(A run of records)

....

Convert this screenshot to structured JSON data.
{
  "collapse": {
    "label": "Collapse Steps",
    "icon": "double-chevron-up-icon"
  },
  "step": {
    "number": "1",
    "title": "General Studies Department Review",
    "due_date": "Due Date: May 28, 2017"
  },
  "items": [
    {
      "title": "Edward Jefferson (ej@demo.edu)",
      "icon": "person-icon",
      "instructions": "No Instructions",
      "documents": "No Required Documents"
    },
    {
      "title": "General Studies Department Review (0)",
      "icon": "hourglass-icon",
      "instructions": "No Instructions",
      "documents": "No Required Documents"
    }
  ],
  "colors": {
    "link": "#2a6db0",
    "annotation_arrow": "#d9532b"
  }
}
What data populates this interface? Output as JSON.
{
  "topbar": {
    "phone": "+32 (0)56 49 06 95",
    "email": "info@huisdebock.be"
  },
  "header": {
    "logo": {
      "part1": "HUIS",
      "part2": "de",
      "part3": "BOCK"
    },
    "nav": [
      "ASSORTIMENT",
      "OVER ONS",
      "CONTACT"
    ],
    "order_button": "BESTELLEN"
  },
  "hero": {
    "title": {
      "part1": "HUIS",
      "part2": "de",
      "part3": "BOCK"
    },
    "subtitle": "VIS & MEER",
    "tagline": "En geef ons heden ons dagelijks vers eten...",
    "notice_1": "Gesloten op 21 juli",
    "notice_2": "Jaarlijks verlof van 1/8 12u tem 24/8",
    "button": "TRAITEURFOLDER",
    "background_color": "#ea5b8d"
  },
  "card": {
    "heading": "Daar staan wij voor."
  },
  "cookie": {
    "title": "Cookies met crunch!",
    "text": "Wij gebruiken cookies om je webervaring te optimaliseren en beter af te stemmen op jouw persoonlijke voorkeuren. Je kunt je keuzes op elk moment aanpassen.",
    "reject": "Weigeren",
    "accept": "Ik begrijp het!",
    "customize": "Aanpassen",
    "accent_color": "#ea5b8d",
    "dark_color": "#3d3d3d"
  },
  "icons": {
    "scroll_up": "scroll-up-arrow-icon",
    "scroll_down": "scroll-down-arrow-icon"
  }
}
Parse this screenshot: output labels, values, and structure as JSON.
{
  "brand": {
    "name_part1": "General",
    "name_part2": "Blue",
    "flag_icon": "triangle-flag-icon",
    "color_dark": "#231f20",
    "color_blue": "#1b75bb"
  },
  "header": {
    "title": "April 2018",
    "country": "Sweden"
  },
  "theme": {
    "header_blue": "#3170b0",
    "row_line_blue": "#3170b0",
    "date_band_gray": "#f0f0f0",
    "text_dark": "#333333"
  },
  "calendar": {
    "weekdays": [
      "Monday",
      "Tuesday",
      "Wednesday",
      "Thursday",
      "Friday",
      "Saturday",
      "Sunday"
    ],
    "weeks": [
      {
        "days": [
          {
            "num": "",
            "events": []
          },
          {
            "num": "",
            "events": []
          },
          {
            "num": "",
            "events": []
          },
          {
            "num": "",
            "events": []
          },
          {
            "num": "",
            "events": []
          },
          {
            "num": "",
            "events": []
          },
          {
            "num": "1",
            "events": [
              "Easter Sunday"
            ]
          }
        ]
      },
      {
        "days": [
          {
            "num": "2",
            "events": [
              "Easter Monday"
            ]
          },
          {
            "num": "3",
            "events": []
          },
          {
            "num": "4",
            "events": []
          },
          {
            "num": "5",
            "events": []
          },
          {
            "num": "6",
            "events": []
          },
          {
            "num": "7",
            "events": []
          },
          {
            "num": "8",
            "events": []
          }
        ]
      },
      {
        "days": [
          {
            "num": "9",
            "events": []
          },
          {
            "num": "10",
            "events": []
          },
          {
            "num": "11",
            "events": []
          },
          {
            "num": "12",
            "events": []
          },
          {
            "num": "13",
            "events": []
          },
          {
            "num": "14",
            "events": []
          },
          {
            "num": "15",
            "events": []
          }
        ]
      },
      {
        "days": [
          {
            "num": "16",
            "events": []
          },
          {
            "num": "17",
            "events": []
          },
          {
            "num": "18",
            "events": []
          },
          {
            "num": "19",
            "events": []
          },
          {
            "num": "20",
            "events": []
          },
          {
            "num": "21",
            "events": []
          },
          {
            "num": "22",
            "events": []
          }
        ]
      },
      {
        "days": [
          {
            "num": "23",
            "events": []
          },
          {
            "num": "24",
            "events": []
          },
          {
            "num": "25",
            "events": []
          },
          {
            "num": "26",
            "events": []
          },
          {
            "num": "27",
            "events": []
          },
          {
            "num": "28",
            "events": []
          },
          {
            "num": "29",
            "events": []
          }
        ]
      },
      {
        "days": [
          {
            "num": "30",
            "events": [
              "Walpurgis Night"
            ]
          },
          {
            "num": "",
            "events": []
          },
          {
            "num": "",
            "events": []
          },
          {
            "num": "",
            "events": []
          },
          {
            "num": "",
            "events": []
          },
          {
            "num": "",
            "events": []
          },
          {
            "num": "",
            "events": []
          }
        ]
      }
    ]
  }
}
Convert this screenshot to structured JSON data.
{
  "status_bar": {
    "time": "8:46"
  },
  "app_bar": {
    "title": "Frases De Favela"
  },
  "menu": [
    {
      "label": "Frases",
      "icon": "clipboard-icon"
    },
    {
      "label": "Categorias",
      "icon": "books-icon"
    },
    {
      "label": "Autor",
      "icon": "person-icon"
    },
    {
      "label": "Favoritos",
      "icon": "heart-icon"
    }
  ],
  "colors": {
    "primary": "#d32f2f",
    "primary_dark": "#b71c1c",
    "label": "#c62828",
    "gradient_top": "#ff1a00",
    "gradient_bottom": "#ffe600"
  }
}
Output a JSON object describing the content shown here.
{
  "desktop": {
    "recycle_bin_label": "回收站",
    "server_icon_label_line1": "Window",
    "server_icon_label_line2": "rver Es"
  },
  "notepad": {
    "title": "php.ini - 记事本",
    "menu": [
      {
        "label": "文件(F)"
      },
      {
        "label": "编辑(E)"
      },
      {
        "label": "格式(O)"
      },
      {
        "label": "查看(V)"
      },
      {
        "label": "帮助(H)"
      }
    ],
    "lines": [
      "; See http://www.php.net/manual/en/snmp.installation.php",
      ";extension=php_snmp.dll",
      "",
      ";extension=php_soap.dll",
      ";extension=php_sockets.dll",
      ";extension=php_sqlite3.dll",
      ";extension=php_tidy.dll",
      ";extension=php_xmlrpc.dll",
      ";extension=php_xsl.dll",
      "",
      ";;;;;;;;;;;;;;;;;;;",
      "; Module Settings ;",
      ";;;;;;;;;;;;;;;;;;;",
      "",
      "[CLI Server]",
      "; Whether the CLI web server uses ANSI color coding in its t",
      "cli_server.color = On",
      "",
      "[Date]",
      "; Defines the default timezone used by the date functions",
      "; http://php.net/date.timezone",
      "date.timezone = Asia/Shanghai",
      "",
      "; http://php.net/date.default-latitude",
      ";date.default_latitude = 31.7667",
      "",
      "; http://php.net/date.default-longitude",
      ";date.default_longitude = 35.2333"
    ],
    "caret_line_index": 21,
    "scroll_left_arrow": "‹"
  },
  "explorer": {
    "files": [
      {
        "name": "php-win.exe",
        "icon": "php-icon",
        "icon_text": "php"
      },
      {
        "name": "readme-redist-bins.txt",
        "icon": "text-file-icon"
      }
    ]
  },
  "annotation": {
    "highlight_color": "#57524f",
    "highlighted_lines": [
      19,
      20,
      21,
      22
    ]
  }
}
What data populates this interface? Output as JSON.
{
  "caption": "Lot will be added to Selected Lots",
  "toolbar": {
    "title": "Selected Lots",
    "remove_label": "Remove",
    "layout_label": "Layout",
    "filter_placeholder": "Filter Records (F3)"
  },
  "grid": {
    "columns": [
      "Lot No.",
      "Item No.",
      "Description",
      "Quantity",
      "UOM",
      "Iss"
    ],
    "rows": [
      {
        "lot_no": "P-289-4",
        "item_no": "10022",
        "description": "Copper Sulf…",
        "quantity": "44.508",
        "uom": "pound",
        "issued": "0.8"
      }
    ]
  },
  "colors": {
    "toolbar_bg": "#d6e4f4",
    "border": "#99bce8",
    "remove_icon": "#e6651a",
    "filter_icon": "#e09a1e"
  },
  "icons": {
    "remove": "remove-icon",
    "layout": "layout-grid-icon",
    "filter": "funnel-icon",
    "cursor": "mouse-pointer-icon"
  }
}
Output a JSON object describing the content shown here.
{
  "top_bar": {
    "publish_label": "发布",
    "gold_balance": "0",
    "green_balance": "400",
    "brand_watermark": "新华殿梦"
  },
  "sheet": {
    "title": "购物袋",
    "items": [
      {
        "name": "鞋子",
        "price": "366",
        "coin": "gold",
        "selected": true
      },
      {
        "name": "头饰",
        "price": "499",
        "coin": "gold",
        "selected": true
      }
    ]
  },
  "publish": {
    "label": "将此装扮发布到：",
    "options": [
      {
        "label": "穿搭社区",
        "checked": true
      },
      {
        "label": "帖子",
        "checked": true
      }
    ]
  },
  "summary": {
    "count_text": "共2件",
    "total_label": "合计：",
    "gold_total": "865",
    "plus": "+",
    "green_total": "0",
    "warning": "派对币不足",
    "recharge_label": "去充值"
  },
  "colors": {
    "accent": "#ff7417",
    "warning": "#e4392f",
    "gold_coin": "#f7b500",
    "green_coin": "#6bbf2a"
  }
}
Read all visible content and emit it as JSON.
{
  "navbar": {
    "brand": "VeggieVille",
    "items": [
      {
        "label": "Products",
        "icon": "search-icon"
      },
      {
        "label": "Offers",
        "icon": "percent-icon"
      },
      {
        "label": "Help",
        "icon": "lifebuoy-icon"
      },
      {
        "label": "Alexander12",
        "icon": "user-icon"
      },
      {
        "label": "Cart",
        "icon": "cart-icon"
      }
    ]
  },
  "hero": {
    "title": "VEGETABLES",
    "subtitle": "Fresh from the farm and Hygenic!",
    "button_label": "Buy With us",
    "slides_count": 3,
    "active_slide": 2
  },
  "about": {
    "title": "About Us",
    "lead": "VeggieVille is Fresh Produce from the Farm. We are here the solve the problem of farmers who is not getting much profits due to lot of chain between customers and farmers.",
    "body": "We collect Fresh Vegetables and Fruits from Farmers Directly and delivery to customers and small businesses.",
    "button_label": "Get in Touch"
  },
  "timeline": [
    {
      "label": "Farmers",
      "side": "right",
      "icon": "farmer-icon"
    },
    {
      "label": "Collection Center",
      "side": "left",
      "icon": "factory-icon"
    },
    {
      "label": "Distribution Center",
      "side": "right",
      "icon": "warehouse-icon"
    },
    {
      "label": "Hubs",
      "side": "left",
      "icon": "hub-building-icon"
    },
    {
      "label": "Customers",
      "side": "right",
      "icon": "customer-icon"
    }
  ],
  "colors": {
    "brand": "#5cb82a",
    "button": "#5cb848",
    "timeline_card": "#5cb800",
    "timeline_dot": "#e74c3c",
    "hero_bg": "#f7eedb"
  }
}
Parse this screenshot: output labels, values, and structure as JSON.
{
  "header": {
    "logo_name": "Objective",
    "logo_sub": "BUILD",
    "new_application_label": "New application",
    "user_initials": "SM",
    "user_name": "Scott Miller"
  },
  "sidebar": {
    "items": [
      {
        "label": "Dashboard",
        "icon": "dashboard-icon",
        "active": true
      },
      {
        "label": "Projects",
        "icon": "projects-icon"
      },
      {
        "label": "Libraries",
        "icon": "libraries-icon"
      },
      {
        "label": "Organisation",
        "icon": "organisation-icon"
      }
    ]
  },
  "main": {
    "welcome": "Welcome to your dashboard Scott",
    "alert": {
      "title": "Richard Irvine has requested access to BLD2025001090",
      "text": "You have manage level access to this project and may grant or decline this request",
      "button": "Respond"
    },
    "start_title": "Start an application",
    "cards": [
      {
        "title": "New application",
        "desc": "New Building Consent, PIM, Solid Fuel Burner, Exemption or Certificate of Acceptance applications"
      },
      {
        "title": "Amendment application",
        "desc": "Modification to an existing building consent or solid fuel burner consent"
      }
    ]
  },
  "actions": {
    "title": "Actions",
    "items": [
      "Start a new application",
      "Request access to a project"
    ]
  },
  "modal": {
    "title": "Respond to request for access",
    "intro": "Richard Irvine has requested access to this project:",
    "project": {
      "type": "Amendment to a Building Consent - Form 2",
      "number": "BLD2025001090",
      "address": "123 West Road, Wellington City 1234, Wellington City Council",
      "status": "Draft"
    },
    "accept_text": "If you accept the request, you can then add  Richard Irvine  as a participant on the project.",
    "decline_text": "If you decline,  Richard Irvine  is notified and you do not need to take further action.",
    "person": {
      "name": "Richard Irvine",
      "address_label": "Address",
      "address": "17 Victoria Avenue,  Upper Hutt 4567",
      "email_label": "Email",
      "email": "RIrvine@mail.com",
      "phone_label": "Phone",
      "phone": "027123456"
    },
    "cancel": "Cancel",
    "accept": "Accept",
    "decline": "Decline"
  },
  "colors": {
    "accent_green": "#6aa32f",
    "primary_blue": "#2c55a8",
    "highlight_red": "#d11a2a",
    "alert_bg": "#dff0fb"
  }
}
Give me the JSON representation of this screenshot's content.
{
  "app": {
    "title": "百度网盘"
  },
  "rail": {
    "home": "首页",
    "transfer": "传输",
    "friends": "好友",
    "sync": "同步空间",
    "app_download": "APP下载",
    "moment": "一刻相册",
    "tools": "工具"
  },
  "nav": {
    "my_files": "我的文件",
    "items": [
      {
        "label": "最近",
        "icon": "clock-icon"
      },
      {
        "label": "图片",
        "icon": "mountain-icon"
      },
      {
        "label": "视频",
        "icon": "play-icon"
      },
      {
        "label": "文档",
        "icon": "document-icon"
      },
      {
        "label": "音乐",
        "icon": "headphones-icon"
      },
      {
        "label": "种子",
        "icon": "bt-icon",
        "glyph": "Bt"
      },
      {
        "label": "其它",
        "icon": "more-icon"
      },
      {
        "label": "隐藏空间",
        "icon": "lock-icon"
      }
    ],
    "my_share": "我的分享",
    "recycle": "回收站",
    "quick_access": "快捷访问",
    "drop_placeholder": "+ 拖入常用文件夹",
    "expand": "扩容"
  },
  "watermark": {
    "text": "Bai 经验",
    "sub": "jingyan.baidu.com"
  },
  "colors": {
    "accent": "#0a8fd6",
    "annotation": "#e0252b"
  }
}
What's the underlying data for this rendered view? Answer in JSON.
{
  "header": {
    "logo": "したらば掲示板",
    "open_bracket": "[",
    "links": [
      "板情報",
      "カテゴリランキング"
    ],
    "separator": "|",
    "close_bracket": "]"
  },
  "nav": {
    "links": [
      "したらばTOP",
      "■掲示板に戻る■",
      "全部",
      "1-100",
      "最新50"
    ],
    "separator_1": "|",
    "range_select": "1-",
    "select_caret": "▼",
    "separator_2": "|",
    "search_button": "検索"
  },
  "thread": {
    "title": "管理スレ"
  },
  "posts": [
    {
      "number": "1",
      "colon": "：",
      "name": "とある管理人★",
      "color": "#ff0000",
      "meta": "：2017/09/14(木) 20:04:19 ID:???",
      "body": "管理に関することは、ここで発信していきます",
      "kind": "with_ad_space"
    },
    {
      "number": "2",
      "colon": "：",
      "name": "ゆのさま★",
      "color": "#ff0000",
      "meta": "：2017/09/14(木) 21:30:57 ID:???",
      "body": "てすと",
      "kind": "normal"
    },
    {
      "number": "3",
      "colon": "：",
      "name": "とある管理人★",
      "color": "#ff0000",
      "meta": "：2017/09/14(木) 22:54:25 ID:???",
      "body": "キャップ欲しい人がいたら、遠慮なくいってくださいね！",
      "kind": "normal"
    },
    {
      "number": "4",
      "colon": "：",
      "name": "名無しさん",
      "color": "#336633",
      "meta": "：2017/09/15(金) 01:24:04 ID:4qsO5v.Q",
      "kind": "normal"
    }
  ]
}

....

• _Prompt_: Lines in the records that hold the word "Scott" are to be counted; give only the total.

• _Result for this exercise_: 2